--- start of Given data ---

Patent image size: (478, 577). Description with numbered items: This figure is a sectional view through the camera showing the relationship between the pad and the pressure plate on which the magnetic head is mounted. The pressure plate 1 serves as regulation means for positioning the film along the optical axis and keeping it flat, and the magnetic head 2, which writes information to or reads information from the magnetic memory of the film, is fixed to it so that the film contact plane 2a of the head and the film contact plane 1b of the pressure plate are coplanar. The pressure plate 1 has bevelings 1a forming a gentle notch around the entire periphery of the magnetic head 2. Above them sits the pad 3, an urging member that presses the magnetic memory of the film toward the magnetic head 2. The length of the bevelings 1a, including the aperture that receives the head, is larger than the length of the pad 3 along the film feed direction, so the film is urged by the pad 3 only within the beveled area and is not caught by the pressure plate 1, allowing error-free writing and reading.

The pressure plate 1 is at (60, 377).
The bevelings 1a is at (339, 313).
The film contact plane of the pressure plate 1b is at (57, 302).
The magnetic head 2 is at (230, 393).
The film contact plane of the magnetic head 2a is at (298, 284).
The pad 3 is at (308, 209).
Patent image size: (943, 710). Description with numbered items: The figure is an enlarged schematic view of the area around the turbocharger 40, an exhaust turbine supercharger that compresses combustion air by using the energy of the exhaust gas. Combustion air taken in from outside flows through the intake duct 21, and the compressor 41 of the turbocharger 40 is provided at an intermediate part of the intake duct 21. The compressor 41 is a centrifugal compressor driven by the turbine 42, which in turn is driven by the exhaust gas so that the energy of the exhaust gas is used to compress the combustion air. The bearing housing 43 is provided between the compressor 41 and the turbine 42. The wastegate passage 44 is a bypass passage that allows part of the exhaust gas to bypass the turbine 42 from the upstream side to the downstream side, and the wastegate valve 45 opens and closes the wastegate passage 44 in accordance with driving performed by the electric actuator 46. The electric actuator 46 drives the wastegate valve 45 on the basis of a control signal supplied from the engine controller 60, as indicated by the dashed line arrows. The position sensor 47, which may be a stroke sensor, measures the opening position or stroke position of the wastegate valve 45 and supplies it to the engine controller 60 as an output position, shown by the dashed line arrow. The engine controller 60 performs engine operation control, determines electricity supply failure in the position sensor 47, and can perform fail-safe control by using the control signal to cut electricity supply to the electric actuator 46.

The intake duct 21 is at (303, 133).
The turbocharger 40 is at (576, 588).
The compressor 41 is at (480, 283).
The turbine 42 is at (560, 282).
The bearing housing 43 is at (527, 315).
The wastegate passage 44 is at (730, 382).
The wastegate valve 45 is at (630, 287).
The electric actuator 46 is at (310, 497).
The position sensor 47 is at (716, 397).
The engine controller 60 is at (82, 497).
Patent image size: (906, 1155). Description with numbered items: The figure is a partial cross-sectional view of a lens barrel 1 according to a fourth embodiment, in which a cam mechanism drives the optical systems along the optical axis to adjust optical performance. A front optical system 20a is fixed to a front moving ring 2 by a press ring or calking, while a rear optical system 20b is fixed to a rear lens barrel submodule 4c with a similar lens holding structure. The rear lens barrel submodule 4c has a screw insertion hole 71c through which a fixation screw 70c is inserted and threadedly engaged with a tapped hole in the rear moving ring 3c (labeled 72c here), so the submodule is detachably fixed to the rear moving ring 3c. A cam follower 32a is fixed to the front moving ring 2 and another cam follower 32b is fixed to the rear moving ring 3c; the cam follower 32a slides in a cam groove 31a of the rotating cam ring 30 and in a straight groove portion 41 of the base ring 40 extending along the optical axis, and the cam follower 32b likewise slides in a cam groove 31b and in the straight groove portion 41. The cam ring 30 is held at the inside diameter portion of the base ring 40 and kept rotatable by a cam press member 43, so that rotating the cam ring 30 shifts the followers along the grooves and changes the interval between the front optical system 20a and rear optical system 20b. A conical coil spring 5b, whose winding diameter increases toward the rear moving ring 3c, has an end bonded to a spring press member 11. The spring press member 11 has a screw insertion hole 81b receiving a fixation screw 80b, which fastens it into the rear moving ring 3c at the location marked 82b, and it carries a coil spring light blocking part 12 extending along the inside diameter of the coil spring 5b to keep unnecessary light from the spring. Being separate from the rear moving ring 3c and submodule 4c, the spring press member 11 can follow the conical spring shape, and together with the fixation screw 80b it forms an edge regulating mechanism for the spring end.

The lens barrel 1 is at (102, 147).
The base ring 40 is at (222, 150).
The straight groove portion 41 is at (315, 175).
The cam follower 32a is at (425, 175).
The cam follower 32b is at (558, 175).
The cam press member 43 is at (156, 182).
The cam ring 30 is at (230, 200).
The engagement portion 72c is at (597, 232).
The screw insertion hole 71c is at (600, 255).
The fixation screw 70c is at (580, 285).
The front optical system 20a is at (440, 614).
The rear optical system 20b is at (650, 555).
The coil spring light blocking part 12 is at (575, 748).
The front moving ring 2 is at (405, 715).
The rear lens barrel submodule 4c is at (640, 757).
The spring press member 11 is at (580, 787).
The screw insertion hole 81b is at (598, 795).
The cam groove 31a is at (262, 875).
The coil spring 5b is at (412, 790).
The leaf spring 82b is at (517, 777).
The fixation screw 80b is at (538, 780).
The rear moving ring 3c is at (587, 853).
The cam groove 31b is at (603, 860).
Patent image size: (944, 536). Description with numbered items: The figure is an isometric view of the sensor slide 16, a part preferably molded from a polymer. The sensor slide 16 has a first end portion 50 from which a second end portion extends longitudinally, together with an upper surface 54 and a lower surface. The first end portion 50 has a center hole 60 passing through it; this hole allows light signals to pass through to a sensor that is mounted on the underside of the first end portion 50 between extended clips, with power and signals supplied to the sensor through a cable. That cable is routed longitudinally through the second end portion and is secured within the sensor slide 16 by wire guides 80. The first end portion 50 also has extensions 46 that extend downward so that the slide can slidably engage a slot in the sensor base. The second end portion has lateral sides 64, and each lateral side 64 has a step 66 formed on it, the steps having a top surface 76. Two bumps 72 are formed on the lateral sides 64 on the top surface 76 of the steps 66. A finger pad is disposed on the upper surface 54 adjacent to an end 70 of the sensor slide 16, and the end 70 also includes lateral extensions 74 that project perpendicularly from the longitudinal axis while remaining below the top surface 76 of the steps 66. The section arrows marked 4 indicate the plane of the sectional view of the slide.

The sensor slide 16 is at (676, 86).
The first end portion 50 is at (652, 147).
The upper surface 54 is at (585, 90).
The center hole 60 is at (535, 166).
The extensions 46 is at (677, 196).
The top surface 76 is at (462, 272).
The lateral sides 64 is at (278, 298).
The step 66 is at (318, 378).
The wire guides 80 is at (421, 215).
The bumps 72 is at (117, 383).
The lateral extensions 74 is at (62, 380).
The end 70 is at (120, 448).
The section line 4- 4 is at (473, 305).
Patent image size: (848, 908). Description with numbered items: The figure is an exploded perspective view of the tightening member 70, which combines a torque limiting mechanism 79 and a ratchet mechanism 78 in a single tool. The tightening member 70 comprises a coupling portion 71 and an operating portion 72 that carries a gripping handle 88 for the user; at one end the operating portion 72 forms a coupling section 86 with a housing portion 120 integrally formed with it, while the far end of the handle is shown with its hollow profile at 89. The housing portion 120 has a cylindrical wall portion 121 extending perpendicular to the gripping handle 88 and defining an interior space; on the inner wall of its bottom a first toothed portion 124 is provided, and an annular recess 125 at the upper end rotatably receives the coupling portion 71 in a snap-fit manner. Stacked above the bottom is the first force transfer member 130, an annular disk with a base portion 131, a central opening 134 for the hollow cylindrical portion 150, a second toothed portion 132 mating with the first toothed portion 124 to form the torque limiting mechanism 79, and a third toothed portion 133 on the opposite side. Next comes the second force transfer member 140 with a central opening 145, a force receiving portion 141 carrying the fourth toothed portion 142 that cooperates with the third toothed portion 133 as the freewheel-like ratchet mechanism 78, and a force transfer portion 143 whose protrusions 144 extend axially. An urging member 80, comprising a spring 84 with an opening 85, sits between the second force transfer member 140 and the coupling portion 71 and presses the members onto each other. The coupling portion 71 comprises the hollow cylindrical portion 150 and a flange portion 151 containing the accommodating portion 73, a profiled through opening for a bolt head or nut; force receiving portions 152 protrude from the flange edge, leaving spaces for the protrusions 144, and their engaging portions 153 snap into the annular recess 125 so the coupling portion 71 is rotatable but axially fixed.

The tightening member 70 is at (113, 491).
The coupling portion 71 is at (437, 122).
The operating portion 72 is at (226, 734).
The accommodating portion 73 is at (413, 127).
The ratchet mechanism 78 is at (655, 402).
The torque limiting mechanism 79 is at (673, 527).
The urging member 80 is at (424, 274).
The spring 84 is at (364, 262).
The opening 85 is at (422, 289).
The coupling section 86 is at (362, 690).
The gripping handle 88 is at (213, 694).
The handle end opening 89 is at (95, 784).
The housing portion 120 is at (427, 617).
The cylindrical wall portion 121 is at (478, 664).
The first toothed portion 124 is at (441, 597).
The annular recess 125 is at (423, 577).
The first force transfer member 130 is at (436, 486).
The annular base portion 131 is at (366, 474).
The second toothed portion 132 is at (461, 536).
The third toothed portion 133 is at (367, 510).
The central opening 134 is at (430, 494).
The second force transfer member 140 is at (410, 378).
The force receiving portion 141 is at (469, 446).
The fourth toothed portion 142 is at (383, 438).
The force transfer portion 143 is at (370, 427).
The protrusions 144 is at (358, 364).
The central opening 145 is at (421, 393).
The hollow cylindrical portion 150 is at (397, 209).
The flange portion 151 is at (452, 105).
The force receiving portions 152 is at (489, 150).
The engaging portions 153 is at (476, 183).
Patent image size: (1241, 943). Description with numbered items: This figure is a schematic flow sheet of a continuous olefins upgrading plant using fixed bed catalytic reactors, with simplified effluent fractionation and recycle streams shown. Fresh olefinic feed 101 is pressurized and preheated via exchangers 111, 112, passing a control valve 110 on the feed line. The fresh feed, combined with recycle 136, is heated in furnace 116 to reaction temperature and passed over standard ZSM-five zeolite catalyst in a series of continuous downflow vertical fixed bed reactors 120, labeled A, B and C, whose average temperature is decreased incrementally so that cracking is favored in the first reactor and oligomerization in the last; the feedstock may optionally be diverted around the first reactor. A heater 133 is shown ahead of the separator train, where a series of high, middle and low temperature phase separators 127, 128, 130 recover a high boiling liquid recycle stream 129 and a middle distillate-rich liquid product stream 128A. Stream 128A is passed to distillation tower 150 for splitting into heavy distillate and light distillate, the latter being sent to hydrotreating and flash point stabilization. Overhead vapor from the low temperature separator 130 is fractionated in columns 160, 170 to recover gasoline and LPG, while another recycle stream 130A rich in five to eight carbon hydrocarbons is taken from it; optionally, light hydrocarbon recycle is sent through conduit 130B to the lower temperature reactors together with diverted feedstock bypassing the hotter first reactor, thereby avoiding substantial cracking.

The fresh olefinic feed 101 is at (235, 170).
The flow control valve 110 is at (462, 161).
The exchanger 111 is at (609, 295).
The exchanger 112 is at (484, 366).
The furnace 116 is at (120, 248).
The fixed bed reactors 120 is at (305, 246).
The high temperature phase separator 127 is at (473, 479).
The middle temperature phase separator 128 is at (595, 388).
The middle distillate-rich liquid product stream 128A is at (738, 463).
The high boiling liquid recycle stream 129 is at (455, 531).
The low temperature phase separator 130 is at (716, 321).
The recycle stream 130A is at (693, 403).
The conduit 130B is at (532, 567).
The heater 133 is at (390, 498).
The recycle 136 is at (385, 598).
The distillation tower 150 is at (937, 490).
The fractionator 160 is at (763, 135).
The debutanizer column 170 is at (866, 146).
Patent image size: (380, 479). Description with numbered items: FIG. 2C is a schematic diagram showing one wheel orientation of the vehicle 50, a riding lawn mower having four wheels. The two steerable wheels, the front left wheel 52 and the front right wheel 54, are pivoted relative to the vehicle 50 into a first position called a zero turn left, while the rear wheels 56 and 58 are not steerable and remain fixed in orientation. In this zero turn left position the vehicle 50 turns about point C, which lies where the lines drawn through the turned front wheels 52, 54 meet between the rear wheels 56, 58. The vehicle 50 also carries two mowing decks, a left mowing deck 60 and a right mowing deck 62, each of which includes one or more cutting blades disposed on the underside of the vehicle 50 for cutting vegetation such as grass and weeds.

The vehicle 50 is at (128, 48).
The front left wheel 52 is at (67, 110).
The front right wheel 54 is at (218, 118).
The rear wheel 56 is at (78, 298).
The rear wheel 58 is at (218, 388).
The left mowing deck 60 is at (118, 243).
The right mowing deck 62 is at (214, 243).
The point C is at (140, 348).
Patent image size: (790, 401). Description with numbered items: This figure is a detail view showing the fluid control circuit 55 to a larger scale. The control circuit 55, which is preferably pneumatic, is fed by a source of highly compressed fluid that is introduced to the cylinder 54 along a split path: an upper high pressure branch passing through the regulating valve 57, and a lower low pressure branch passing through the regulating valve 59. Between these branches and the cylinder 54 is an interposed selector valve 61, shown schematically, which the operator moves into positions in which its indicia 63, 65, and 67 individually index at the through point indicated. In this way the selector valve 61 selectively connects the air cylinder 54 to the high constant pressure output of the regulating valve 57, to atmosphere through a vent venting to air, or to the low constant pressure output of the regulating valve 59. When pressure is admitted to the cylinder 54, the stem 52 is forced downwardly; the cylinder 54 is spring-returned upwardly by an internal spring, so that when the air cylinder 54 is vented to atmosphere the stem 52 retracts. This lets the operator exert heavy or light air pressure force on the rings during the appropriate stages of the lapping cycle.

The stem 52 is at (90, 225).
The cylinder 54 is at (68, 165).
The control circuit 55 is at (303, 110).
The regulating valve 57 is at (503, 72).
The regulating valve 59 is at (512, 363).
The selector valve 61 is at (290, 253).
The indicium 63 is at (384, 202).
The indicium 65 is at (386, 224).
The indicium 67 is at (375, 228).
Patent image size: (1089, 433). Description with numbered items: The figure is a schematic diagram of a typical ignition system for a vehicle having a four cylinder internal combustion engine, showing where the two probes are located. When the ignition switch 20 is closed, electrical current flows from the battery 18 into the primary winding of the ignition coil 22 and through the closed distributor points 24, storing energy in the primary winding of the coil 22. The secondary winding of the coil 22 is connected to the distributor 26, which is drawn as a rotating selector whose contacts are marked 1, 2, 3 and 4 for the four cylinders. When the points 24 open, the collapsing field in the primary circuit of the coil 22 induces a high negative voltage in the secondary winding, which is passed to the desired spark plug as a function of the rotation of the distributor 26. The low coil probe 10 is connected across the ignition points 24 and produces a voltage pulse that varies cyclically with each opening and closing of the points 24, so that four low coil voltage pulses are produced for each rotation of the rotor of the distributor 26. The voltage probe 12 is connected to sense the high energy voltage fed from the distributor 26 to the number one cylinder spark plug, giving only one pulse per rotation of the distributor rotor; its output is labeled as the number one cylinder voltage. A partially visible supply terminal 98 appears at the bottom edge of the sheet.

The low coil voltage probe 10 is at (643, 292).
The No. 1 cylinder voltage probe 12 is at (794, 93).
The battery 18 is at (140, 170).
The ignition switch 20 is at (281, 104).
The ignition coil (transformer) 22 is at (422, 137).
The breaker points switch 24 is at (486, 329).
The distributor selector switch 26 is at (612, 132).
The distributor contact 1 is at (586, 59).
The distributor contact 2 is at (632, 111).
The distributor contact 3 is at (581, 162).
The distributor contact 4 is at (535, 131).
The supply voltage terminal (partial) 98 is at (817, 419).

--- end of Given data ---

Task brief:
Please rewrite the data from the start through the line that contains "The magnetic head 2 is at (230, 393).", replacing "sectional view" with "cross-sectional view" and changing nothing else. Give only those lines.

The answer:
Patent image size: (478, 577). Description with numbered items: This figure is a cross-sectional view through the camera showing the relationship between the pad and the pressure plate on which the magnetic head is mounted. The pressure plate 1 serves as regulation means for positioning the film along the optical axis and keeping it flat, and the magnetic head 2, which writes information to or reads information from the magnetic memory of the film, is fixed to it so that the film contact plane 2a of the head and the film contact plane 1b of the pressure plate are coplanar. The pressure plate 1 has bevelings 1a forming a gentle notch around the entire periphery of the magnetic head 2. Above them sits the pad 3, an urging member that presses the magnetic memory of the film toward the magnetic head 2. The length of the bevelings 1a, including the aperture that receives the head, is larger than the length of the pad 3 along the film feed direction, so the film is urged by the pad 3 only within the beveled area and is not caught by the pressure plate 1, allowing error-free writing and reading.

The pressure plate 1 is at (60, 377).
The bevelings 1a is at (339, 313).
The film contact plane of the pressure plate 1b is at (57, 302).
The magnetic head 2 is at (230, 393).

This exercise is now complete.